## What is being asked
Print the full listing exactly.

## Dataset entries
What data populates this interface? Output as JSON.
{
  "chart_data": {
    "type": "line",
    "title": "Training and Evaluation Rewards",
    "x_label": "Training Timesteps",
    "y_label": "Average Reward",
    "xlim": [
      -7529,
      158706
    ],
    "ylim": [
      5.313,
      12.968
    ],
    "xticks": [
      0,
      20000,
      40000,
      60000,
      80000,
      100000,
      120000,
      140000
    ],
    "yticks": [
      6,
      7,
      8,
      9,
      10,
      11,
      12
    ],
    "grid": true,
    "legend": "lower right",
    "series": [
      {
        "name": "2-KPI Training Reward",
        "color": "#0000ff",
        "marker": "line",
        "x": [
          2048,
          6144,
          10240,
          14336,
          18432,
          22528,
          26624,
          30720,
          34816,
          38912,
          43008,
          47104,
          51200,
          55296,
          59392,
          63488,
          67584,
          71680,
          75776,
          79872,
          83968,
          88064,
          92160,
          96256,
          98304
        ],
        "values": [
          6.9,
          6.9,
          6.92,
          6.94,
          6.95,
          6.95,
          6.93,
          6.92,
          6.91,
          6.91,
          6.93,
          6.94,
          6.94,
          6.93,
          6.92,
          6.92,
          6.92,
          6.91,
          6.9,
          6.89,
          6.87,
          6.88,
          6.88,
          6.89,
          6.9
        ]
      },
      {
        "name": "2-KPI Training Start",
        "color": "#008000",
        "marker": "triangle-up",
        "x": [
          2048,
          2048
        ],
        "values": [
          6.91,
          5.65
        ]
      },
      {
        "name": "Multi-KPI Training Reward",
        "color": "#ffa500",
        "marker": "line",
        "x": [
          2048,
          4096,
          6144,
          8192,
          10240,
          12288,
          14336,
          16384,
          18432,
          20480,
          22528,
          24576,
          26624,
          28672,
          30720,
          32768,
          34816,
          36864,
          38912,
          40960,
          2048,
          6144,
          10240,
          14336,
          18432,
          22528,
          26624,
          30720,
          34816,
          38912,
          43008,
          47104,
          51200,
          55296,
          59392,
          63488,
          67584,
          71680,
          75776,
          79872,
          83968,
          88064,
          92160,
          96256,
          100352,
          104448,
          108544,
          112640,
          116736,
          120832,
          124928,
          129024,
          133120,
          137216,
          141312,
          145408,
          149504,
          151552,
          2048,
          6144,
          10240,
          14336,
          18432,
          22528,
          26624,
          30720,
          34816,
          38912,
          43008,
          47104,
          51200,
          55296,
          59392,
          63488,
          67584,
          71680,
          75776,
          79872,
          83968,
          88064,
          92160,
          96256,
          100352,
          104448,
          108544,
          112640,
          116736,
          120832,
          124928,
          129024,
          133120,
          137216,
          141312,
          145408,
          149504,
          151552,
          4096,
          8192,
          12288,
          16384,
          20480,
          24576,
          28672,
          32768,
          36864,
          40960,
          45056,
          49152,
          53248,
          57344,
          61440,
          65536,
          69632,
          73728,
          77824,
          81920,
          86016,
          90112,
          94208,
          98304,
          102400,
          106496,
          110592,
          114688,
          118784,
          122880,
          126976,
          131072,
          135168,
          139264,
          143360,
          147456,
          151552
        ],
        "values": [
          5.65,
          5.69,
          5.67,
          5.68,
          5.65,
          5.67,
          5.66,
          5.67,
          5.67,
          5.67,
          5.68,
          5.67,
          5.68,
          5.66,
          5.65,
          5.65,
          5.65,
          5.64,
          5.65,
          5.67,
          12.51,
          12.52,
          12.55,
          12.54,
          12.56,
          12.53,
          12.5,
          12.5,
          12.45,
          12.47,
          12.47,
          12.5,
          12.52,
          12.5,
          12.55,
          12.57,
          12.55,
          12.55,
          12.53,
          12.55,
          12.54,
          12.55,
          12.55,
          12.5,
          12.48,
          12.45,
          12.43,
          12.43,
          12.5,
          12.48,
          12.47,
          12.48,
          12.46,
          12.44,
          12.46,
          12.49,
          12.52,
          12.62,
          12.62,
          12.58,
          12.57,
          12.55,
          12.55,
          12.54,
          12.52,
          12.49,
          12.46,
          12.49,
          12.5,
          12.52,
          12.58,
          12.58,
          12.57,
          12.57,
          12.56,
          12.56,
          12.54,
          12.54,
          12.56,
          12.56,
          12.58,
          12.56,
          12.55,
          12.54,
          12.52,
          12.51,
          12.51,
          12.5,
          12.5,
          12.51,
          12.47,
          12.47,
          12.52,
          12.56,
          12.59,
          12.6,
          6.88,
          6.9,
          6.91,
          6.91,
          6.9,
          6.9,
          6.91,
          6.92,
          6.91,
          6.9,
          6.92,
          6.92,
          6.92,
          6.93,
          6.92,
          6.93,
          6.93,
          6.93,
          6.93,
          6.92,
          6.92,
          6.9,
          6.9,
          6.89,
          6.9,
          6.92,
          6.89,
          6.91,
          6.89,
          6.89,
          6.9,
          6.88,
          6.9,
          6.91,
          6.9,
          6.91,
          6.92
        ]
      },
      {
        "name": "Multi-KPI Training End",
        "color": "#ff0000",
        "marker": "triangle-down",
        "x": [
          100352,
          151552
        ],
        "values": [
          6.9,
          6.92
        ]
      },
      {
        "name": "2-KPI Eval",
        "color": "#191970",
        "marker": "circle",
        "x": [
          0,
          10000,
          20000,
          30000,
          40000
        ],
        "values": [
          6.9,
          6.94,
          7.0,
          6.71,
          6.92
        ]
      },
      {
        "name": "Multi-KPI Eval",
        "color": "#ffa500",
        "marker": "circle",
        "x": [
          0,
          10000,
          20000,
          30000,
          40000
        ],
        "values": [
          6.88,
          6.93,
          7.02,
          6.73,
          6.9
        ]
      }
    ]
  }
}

## Response to this exercise
What data populates this interface? Output as JSON.
{
  "chart_data": {
    "type": "line",
    "title": "Training and Evaluation Rewards",
    "x_label": "Training Timesteps",
    "y_label": "Average Reward",
    "xlim": [
      -7529,
      158706
    ],
    "ylim": [
      5.313,
      12.968
    ],
    "xticks": [
      0,
      20000,
      40000,
      60000,
      80000,
      100000,
      120000,
      140000
    ],
    "yticks": [
      6,
      7,
      8,
      9,
      10,
      11,
      12
    ],
    "grid": true,
    "legend": "lower right",
    "series": [
      {
        "name": "2-KPI Training Reward",
        "color": "#0000ff",
        "marker": "line",
        "x": [
          2048,
          6144,
          10240,
          14336,
          18432,
          22528,
          26624,
          30720,
          34816,
          38912,
          43008,
          47104,
          51200,
          55296,
          59392,
          63488,
          67584,
          71680,
          75776,
          79872,
          83968,
          88064,
          92160,
          96256,
          98304
        ],
        "values": [
          6.9,
          6.9,
          6.92,
          6.94,
          6.95,
          6.95,
          6.93,
          6.92,
          6.91,
          6.91,
          6.93,
          6.94,
          6.94,
          6.93,
          6.92,
          6.92,
          6.92,
          6.91,
          6.9,
          6.89,
          6.87,
          6.88,
          6.88,
          6.89,
          6.9
        ]
      },
      {
        "name": "2-KPI Training Start",
        "color": "#008000",
        "marker": "triangle-up",
        "x": [
          2048,
          2048
        ],
        "values": [
          6.91,
          5.65
        ]
      },
      {
        "name": "Multi-KPI Training Reward",
        "color": "#ffa500",
        "marker": "line",
        "x": [
          2048,
          4096,
          6144,
          8192,
          10240,
          12288,
          14336,
          16384,
          18432,
          20480,
          22528,
          24576,
          26624,
          28672,
          30720,
          32768,
          34816,
          36864,
          38912,
          40960,
          2048,
          6144,
          10240,
          14336,
          18432,
          22528,
          26624,
          30720,
          34816,
          38912,
          43008,
          47104,
          51200,
          55296,
          59392,
          63488,
          67584,
          71680,
          75776,
          79872,
          83968,
          88064,
          92160,
          96256,
          100352,
          104448,
          108544,
          112640,
          116736,
          120832,
          124928,
          129024,
          133120,
          137216,
          141312,
          145408,
          149504,
          151552,
          2048,
          6144,
          10240,
          14336,
          18432,
          22528,
          26624,
          30720,
          34816,
          38912,
          43008,
          47104,
          51200,
          55296,
          59392,
          63488,
          67584,
          71680,
          75776,
          79872,
          83968,
          88064,
          92160,
          96256,
          100352,
          104448,
          108544,
          112640,
          116736,
          120832,
          124928,
          129024,
          133120,
          137216,
          141312,
          145408,
          149504,
          151552,
          4096,
          8192,
          12288,
          16384,
          20480,
          24576,
          28672,
          32768,
          36864,
          40960,
          45056,
          49152,
          53248,
          57344,
          61440,
          65536,
          69632,
          73728,
          77824,
          81920,
          86016,
          90112,
          94208,
          98304,
          102400,
          106496,
          110592,
          114688,
          118784,
          122880,
          126976,
          131072,
          135168,
          139264,
          143360,
          147456,
          151552
        ],
        "values": [
          5.65,
          5.69,
          5.67,
          5.68,
          5.65,
          5.67,
          5.66,
          5.67,
          5.67,
          5.67,
          5.68,
          5.67,
          5.68,
          5.66,
          5.65,
          5.65,
          5.65,
          5.64,
          5.65,
          5.67,
          12.51,
          12.52,
          12.55,
          12.54,
          12.56,
          12.53,
          12.5,
          12.5,
          12.45,
          12.47,
          12.47,
          12.5,
          12.52,
          12.5,
          12.55,
          12.57,
          12.55,
          12.55,
          12.53,
          12.55,
          12.54,
          12.55,
          12.55,
          12.5,
          12.48,
          12.45,
          12.43,
          12.43,
          12.5,
          12.48,
          12.47,
          12.48,
          12.46,
          12.44,
          12.46,
          12.49,
          12.52,
          12.62,
          12.62,
          12.58,
          12.57,
          12.55,
          12.55,
          12.54,
          12.52,
          12.49,
          12.46,
          12.49,
          12.5,
          12.52,
          12.58,
          12.58,
          12.57,
          12.57,
          12.56,
          12.56,
          12.54,
          12.54,
          12.56,
          12.56,
          12.58,
          12.56,
          12.55,
          12.54,
          12.52,
          12.51,
          12.51,
          12.5,
          12.5,
          12.51,
          12.47,
          12.47,
          12.52,
          12.56,
          12.59,
          12.6,
          6.88,
          6.9,
          6.91,
          6.91,
          6.9,
          6.9,
          6.91,
          6.92,
          6.91,
          6.9,
          6.92,
          6.92,
          6.92,
          6.93,
          6.92,
          6.93,
          6.93,
          6.93,
          6.93,
          6.92,
          6.92,
          6.9,
          6.9,
          6.89,
          6.9,
          6.92,
          6.89,
          6.91,
          6.89,
          6.89,
          6.9,
          6.88,
          6.9,
          6.91,
          6.9,
          6.91,
          6.92
        ]
      },
      {
        "name": "Multi-KPI Training End",
        "color": "#ff0000",
        "marker": "triangle-down",
        "x": [
          100352,
          151552
        ],
        "values": [
          6.9,
          6.92
        ]
      },
      {
        "name": "2-KPI Eval",
        "color": "#191970",
        "marker": "circle",
        "x": [
          0,
          10000,
          20000,
          30000,
          40000
        ],
        "values": [
          6.9,
          6.94,
          7.0,
          6.71,
          6.92
        ]
      },
      {
        "name": "Multi-KPI Eval",
        "color": "#ffa500",
        "marker": "circle",
        "x": [
          0,
          10000,
          20000,
          30000,
          40000
        ],
        "values": [
          6.88,
          6.93,
          7.02,
          6.73,
          6.9
        ]
      }
    ]
  }
}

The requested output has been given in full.